• [Exercise directions]:
Hunt for the word "Include" across the entries below, copying each line that holds it.

'''

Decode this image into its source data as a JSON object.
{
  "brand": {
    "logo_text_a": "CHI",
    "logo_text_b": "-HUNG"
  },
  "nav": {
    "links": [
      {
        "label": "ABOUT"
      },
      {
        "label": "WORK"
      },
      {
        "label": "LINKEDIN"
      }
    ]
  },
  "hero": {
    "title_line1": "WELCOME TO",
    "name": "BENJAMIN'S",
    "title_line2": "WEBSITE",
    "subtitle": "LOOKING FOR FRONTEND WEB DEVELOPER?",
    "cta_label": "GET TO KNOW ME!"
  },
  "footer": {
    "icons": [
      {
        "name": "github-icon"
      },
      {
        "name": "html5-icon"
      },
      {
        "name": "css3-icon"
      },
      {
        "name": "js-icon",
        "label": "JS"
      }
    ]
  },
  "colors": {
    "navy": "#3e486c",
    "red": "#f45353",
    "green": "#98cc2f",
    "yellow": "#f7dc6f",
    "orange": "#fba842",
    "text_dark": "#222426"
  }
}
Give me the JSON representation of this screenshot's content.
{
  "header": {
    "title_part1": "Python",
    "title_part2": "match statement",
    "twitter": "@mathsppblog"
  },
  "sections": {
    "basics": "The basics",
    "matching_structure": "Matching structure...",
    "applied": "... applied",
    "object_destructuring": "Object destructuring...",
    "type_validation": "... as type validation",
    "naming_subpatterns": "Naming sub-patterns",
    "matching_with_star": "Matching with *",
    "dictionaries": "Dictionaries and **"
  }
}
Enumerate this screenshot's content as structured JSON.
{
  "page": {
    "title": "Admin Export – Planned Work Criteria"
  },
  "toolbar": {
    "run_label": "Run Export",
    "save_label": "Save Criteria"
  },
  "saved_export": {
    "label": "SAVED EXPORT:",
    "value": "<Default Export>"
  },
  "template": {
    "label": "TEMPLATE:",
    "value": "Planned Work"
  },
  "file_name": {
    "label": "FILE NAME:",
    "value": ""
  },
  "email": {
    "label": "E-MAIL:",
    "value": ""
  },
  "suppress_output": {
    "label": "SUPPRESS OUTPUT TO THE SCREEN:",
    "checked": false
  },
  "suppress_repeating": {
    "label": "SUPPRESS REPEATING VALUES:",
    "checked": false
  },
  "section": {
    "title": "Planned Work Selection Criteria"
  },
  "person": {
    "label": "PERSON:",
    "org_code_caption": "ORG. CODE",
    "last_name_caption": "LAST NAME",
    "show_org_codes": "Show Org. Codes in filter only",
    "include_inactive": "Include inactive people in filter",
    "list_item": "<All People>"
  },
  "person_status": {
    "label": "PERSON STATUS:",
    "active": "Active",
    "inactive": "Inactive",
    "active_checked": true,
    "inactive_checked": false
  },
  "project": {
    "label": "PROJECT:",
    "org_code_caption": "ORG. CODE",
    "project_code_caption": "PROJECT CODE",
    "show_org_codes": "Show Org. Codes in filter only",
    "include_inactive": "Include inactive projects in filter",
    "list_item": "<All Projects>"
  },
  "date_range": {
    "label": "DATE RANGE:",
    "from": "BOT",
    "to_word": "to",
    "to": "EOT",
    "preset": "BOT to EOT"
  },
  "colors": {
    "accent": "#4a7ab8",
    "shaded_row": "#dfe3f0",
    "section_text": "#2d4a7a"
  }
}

'''

• [Answer for this exercise]:
    "include_inactive": "Include inactive people in filter",
    "include_inactive": "Include inactive projects in filter",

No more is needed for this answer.